Brief
Determine the number of lines holding the word "TOTAL"; answer with that number only.

Supplied records
★ ★ ★
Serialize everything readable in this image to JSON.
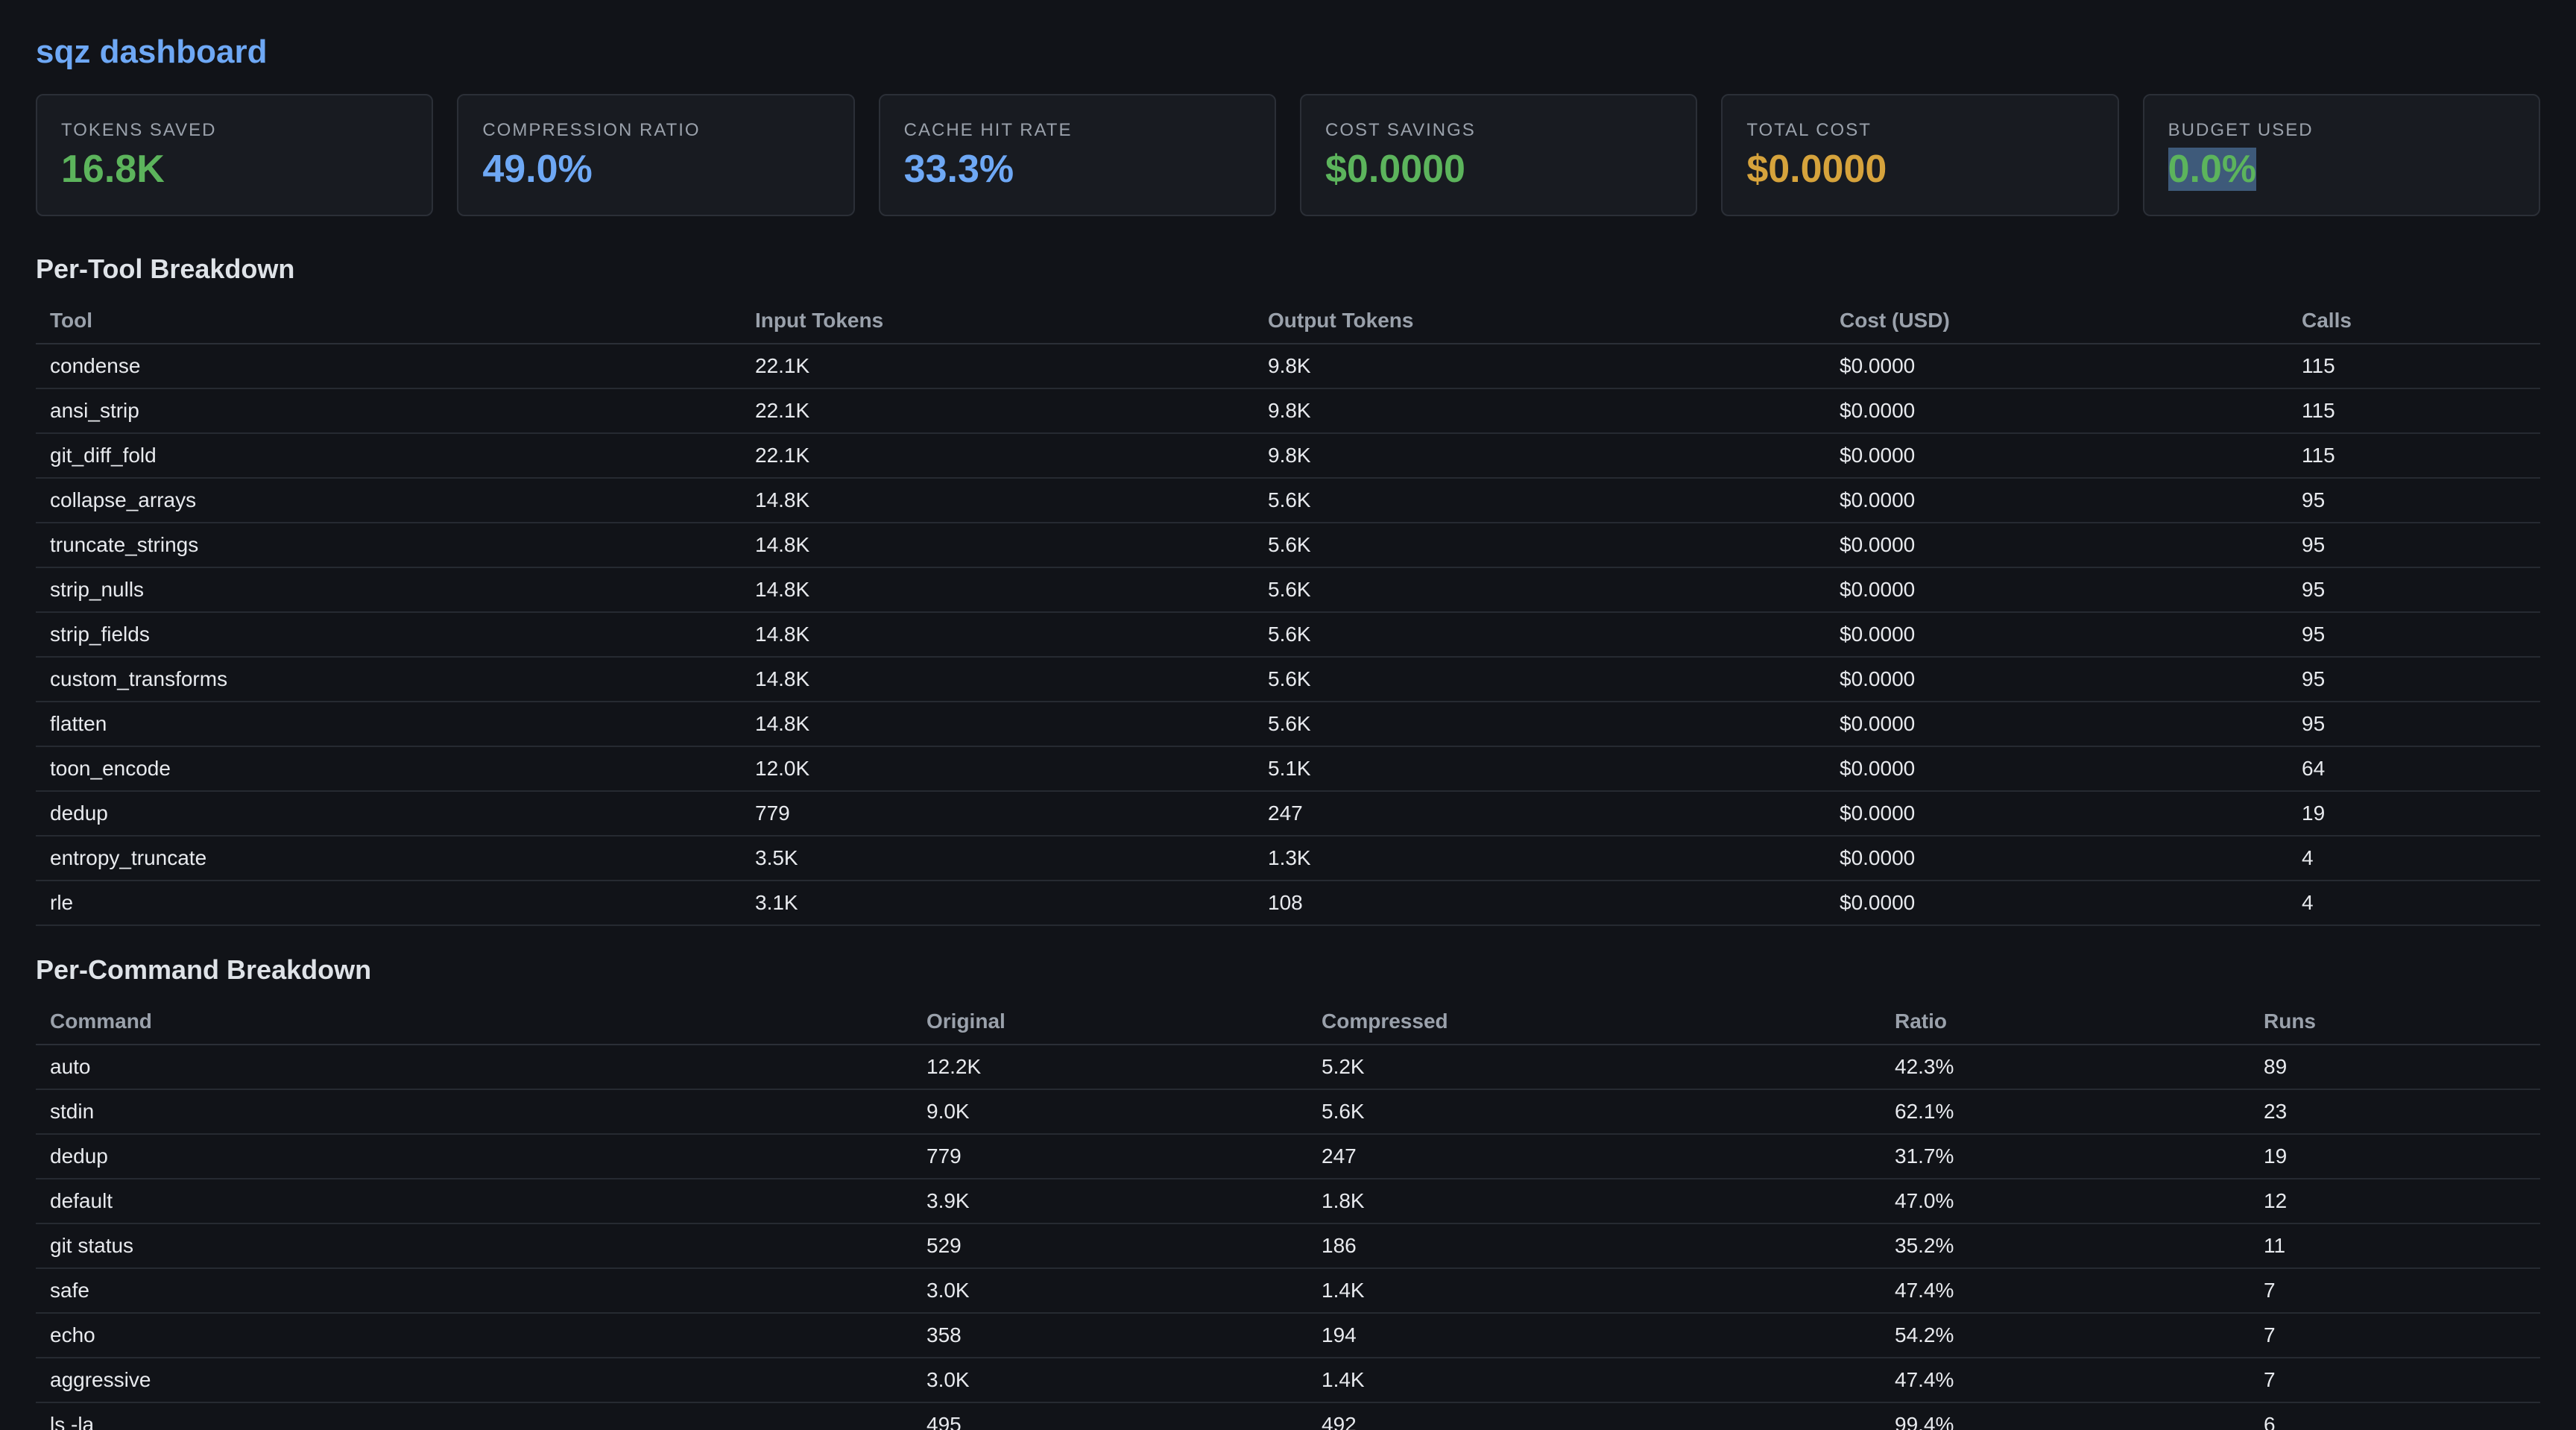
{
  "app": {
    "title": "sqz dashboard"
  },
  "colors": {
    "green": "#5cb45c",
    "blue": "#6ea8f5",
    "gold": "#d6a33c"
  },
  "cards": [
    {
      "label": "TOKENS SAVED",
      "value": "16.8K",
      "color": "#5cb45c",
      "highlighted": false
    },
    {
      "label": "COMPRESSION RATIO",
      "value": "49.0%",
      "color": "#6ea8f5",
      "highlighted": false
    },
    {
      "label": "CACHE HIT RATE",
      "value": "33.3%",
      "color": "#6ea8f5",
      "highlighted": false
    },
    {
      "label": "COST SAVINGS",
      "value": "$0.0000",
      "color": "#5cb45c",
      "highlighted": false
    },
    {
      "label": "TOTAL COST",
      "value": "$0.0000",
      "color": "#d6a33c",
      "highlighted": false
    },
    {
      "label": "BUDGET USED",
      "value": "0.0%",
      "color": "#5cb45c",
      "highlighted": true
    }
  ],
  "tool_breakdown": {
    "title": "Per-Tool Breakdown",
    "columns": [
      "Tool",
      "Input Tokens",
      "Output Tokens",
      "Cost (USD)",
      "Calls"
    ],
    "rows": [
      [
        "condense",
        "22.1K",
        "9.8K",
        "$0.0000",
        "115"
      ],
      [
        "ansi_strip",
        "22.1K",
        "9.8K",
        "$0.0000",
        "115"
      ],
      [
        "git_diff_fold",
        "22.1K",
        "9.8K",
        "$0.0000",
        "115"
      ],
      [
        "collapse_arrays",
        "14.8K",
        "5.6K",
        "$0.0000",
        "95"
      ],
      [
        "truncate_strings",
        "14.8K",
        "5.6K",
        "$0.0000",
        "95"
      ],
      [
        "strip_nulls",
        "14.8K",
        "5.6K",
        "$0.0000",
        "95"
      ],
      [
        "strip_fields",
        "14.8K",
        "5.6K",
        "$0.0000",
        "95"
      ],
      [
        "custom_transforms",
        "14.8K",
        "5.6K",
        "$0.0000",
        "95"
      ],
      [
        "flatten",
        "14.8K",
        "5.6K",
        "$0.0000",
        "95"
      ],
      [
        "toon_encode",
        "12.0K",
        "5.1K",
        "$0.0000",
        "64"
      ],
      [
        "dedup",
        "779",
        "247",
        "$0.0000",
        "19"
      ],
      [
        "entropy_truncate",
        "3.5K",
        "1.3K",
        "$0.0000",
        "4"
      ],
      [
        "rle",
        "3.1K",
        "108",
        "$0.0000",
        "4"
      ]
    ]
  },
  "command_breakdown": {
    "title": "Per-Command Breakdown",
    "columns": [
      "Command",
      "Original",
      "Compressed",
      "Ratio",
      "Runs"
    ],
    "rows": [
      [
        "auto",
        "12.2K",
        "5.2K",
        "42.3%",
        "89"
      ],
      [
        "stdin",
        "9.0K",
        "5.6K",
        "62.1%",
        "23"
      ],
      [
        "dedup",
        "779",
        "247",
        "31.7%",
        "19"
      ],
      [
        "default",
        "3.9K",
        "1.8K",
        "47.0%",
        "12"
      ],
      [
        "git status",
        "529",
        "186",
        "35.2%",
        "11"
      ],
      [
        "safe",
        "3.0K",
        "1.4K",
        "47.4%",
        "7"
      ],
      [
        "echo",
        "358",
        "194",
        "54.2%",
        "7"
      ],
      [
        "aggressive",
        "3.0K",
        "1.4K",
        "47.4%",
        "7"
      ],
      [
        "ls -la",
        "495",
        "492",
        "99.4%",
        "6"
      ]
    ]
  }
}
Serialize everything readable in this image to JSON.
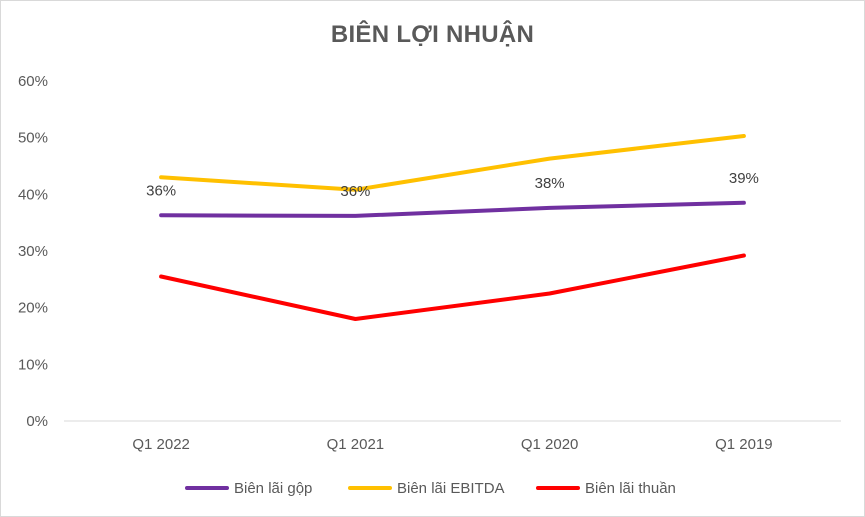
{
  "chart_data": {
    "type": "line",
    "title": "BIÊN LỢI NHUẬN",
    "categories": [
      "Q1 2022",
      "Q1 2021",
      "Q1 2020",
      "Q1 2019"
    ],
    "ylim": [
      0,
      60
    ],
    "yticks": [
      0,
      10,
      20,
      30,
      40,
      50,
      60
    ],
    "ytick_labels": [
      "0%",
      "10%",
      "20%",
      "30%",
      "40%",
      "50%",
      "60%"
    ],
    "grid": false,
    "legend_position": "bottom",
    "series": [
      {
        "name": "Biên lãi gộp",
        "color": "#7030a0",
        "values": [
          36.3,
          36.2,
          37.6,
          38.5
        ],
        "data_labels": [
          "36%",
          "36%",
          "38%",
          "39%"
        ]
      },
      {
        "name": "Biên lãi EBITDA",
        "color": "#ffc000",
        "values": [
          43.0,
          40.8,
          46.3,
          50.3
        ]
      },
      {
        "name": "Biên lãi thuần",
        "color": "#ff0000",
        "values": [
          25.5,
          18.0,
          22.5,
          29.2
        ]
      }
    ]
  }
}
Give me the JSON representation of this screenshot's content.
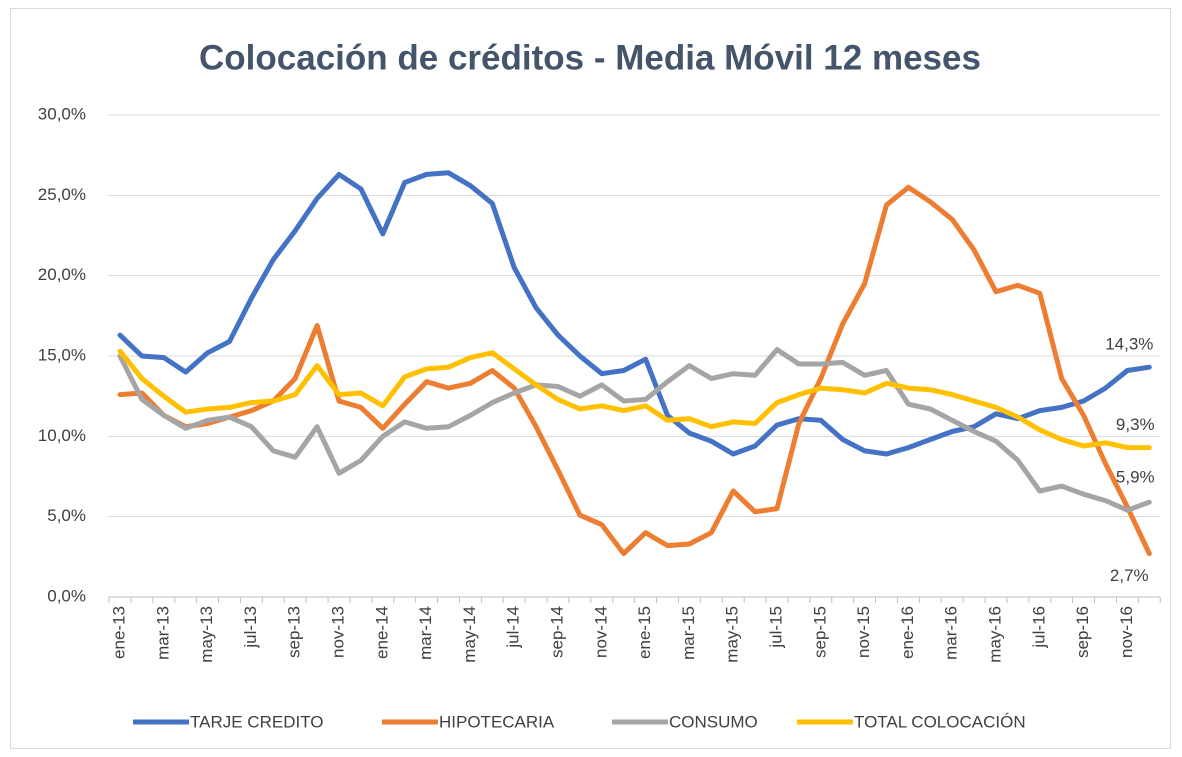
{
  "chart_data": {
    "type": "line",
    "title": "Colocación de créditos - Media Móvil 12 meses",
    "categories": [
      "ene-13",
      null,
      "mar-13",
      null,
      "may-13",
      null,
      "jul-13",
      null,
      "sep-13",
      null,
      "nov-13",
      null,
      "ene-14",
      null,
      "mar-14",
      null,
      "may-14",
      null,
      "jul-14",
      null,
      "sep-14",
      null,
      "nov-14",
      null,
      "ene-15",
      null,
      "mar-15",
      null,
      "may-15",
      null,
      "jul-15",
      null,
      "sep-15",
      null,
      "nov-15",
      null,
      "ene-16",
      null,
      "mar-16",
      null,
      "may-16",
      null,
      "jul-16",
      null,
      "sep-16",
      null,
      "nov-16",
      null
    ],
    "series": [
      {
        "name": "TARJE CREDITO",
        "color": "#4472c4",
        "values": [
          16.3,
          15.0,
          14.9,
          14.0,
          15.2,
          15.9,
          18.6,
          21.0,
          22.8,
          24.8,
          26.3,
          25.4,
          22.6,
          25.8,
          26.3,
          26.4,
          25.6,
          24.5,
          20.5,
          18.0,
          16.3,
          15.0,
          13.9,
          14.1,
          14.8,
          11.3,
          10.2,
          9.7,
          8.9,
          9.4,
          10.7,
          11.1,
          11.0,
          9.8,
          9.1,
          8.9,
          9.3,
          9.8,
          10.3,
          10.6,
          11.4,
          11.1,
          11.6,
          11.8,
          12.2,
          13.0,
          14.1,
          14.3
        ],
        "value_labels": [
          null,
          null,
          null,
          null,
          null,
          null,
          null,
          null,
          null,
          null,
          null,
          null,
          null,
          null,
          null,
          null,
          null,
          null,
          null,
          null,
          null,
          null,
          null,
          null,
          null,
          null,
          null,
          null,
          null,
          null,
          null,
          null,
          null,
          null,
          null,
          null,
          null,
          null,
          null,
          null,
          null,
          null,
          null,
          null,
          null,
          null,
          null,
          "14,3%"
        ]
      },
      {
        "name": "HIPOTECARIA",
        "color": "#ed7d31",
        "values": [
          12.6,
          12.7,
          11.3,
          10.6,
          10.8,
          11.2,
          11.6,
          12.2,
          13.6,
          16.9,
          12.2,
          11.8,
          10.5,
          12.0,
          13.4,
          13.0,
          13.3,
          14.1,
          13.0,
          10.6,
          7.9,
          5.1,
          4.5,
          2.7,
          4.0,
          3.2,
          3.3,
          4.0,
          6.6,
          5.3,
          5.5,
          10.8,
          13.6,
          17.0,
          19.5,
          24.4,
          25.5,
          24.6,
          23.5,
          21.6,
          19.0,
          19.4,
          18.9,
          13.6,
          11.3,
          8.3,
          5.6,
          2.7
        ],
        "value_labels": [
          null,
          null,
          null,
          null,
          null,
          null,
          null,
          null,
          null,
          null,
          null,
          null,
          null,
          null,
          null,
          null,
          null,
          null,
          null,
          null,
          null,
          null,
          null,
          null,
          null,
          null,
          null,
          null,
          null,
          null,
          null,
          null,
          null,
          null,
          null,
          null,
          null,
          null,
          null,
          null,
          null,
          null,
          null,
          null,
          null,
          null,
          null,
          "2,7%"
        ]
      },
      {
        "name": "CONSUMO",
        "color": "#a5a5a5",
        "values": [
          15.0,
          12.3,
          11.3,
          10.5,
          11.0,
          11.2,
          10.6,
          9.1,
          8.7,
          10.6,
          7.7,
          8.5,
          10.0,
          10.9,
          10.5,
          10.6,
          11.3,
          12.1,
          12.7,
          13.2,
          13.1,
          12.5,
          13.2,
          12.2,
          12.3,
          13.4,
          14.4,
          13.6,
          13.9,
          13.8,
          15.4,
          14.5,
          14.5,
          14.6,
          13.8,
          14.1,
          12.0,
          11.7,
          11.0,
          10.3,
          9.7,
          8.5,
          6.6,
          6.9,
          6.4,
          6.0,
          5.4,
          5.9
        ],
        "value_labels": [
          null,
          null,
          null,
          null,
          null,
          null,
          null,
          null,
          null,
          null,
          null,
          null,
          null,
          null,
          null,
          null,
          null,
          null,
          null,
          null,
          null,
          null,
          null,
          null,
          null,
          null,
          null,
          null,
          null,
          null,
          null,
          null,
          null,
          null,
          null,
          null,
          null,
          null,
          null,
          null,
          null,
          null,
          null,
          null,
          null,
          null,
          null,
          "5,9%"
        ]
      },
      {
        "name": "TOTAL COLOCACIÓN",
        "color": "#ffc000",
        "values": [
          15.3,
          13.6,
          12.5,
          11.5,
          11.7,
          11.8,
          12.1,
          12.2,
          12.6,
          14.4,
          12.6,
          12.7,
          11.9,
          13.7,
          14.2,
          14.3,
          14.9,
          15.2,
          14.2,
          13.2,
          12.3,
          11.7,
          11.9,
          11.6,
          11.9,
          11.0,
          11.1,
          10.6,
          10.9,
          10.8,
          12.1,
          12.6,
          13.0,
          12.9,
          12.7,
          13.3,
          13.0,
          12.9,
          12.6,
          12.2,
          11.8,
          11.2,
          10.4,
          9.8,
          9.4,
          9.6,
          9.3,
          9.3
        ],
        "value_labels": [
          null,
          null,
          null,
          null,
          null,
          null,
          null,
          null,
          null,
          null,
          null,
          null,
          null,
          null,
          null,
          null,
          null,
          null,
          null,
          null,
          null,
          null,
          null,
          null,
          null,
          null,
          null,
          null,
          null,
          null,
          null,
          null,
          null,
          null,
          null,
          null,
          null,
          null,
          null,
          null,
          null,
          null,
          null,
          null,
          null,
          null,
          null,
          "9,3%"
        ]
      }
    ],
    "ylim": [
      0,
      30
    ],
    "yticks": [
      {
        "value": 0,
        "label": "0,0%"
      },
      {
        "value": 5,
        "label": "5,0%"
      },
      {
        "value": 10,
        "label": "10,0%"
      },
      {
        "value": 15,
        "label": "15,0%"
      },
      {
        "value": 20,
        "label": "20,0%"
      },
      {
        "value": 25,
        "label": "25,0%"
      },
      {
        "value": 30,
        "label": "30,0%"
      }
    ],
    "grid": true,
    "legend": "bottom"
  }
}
★ ★ ★
Problem solution
2